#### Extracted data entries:
* begin *
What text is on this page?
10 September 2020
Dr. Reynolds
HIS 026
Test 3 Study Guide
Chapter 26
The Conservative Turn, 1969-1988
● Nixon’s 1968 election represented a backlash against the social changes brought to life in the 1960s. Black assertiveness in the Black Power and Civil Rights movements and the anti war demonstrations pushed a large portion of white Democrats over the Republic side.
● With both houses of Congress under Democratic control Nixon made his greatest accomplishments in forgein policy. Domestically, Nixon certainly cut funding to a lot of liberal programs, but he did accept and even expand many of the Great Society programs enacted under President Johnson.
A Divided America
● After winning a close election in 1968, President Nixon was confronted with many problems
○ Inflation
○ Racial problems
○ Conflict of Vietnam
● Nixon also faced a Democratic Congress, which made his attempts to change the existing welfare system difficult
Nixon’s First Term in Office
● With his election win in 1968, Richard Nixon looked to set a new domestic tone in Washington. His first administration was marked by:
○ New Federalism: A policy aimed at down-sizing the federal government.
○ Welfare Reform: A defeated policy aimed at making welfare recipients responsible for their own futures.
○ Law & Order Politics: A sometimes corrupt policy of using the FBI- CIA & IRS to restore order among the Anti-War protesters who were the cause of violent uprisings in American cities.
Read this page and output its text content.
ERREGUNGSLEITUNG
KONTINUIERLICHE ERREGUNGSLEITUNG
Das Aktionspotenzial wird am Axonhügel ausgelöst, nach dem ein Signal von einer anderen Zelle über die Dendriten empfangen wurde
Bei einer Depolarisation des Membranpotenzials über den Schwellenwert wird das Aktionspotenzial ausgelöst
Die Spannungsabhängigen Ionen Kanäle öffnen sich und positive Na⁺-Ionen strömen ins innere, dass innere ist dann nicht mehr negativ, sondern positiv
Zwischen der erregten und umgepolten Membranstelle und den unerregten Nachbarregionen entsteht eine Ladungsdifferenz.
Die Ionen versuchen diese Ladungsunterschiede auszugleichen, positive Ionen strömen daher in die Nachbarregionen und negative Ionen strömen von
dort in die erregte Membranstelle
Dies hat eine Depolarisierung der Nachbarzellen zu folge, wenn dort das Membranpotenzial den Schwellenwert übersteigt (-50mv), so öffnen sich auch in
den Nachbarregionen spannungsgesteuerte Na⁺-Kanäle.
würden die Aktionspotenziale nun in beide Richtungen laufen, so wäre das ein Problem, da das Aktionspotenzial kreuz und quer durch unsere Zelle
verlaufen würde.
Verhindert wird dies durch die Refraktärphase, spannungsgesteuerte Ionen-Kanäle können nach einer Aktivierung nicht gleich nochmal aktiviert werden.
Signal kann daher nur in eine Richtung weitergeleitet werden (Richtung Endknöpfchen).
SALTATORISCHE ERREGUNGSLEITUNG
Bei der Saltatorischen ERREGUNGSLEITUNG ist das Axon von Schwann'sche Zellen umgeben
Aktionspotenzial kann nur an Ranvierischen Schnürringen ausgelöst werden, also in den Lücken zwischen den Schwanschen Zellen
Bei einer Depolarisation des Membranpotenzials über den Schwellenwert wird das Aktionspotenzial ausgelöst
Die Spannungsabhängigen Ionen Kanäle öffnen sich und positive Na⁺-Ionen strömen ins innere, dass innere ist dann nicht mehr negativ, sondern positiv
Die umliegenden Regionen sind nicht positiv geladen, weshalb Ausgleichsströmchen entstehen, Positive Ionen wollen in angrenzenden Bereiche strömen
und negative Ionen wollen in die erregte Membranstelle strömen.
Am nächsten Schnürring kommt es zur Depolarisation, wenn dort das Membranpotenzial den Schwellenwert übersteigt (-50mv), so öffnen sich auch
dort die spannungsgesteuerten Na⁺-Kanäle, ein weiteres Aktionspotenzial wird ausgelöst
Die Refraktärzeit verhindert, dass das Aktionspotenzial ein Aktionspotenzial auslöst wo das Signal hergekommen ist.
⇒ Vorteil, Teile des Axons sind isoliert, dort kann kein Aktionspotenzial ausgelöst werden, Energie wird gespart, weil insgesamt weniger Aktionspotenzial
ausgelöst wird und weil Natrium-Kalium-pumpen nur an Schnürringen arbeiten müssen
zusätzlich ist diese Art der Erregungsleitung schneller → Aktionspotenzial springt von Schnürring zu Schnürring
* end *
#### Exercise brief:
Determine how many lines of the listing hold the word "Kanäle" and reply with that figure alone.

#### The solution:
5